━━━ Source records ━━━
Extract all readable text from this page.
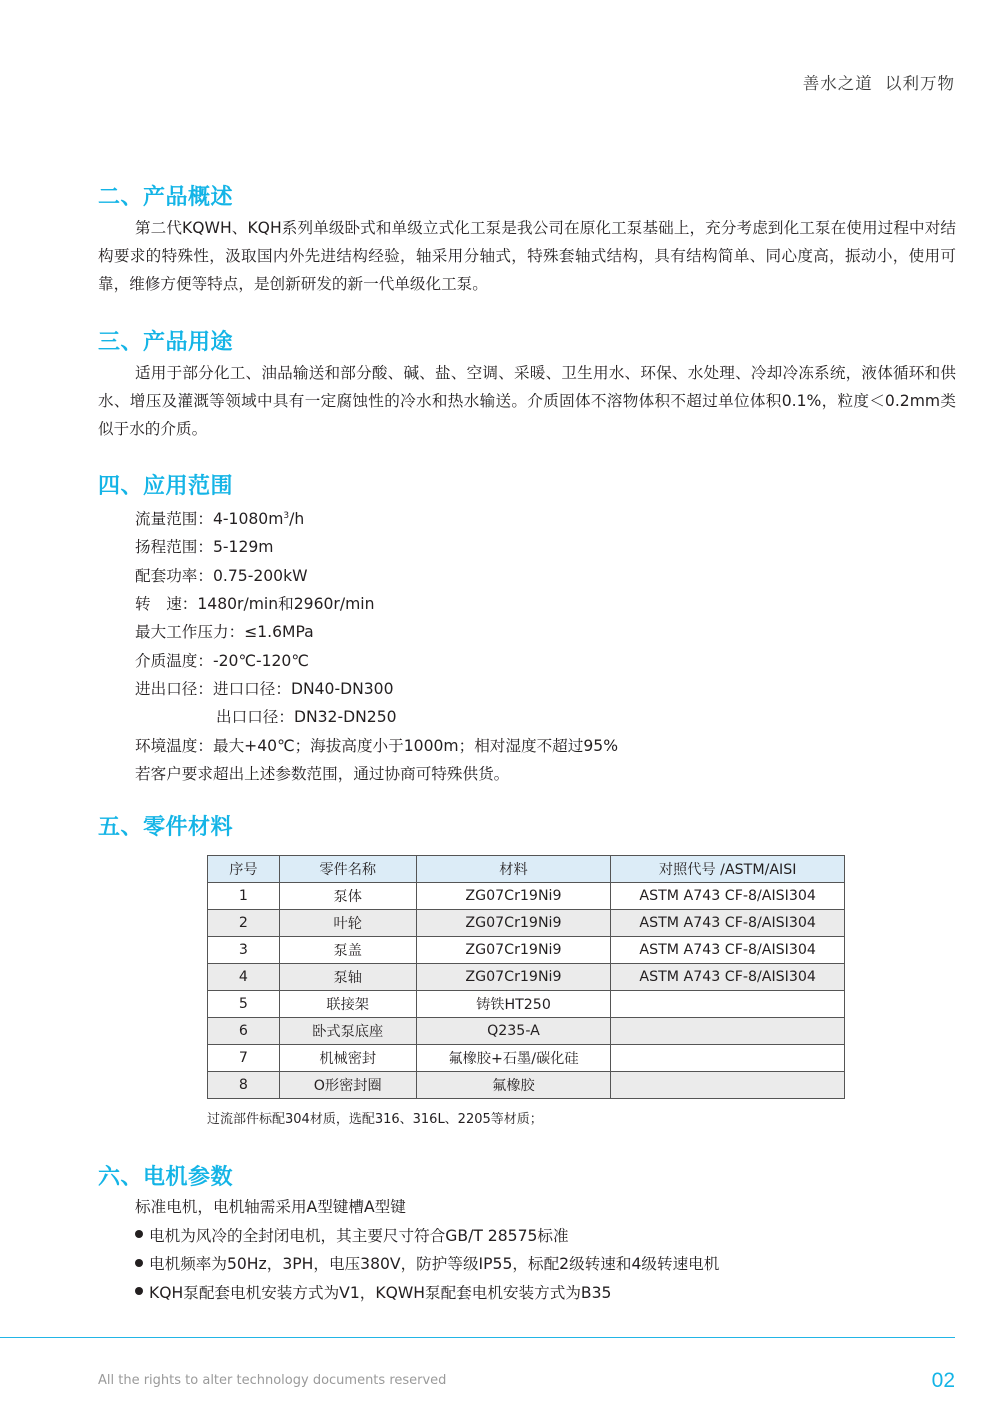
善水之道 以利万物
二、产品概述
第二代KQWH、KQH系列单级卧式和单级立式化工泵是我公司在原化工泵基础上，充分考虑到化工泵在使用过程中对结构要求的特殊性，汲取国内外先进结构经验，轴采用分轴式，特殊套轴式结构，具有结构简单、同心度高，振动小，使用可靠，维修方便等特点，是创新研发的新一代单级化工泵。
三、产品用途
适用于部分化工、油品输送和部分酸、碱、盐、空调、采暖、卫生用水、环保、水处理、冷却冷冻系统，液体循环和供水、增压及灌溉等领域中具有一定腐蚀性的冷水和热水输送。介质固体不溶物体积不超过单位体积0.1%，粒度＜0.2mm类似于水的介质。
四、应用范围
流量范围：$4-1080m^3/h$
扬程范围：5-129m
配套功率：0.75-200kW
转　速：1480r/min和2960r/min
最大工作压力：≤1.6MPa
介质温度：-20℃-120℃
进出口径：进口口径：DN40-DN300
出口口径：DN32-DN250
环境温度：最大+40℃；海拔高度小于1000m；相对湿度不超过95%
若客户要求超出上述参数范围，通过协商可特殊供货。
五、零件材料
序号	零件名称	材料	对照代号 /ASTM/AISI
1	泵体	ZG07Cr19Ni9	ASTM A743 CF-8/AISI304
2	叶轮	ZG07Cr19Ni9	ASTM A743 CF-8/AISI304
3	泵盖	ZG07Cr19Ni9	ASTM A743 CF-8/AISI304
4	泵轴	ZG07Cr19Ni9	ASTM A743 CF-8/AISI304
5	联接架	铸铁HT250	
6	卧式泵底座	Q235-A	
7	机械密封	氟橡胶+石墨/碳化硅	
8	O形密封圈	氟橡胶	
过流部件标配304材质，选配316、316L、2205等材质；
六、电机参数
标准电机，电机轴需采用A型键槽A型键
电机为风冷的全封闭电机，其主要尺寸符合GB/T 28575标准
电机频率为50Hz，3PH，电压380V，防护等级IP55，标配2级转速和4级转速电机
KQH泵配套电机安装方式为V1，KQWH泵配套电机安装方式为B35
All the rights to alter technology documents reserved	02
━━━
■ **Written instruction**:
Omit the pictures and give the material again, exactly and in full.

■ **Task response**:
Extract all readable text from this page.
善水之道 以利万物
二、产品概述
第二代KQWH、KQH系列单级卧式和单级立式化工泵是我公司在原化工泵基础上，充分考虑到化工泵在使用过程中对结构要求的特殊性，汲取国内外先进结构经验，轴采用分轴式，特殊套轴式结构，具有结构简单、同心度高，振动小，使用可靠，维修方便等特点，是创新研发的新一代单级化工泵。
三、产品用途
适用于部分化工、油品输送和部分酸、碱、盐、空调、采暖、卫生用水、环保、水处理、冷却冷冻系统，液体循环和供水、增压及灌溉等领域中具有一定腐蚀性的冷水和热水输送。介质固体不溶物体积不超过单位体积0.1%，粒度＜0.2mm类似于水的介质。
四、应用范围
流量范围：$4-1080m^3/h$
扬程范围：5-129m
配套功率：0.75-200kW
转　速：1480r/min和2960r/min
最大工作压力：≤1.6MPa
介质温度：-20℃-120℃
进出口径：进口口径：DN40-DN300
出口口径：DN32-DN250
环境温度：最大+40℃；海拔高度小于1000m；相对湿度不超过95%
若客户要求超出上述参数范围，通过协商可特殊供货。
五、零件材料
序号	零件名称	材料	对照代号 /ASTM/AISI
1	泵体	ZG07Cr19Ni9	ASTM A743 CF-8/AISI304
2	叶轮	ZG07Cr19Ni9	ASTM A743 CF-8/AISI304
3	泵盖	ZG07Cr19Ni9	ASTM A743 CF-8/AISI304
4	泵轴	ZG07Cr19Ni9	ASTM A743 CF-8/AISI304
5	联接架	铸铁HT250	
6	卧式泵底座	Q235-A	
7	机械密封	氟橡胶+石墨/碳化硅	
8	O形密封圈	氟橡胶	
过流部件标配304材质，选配316、316L、2205等材质；
六、电机参数
标准电机，电机轴需采用A型键槽A型键
电机为风冷的全封闭电机，其主要尺寸符合GB/T 28575标准
电机频率为50Hz，3PH，电压380V，防护等级IP55，标配2级转速和4级转速电机
KQH泵配套电机安装方式为V1，KQWH泵配套电机安装方式为B35
All the rights to alter technology documents reserved	02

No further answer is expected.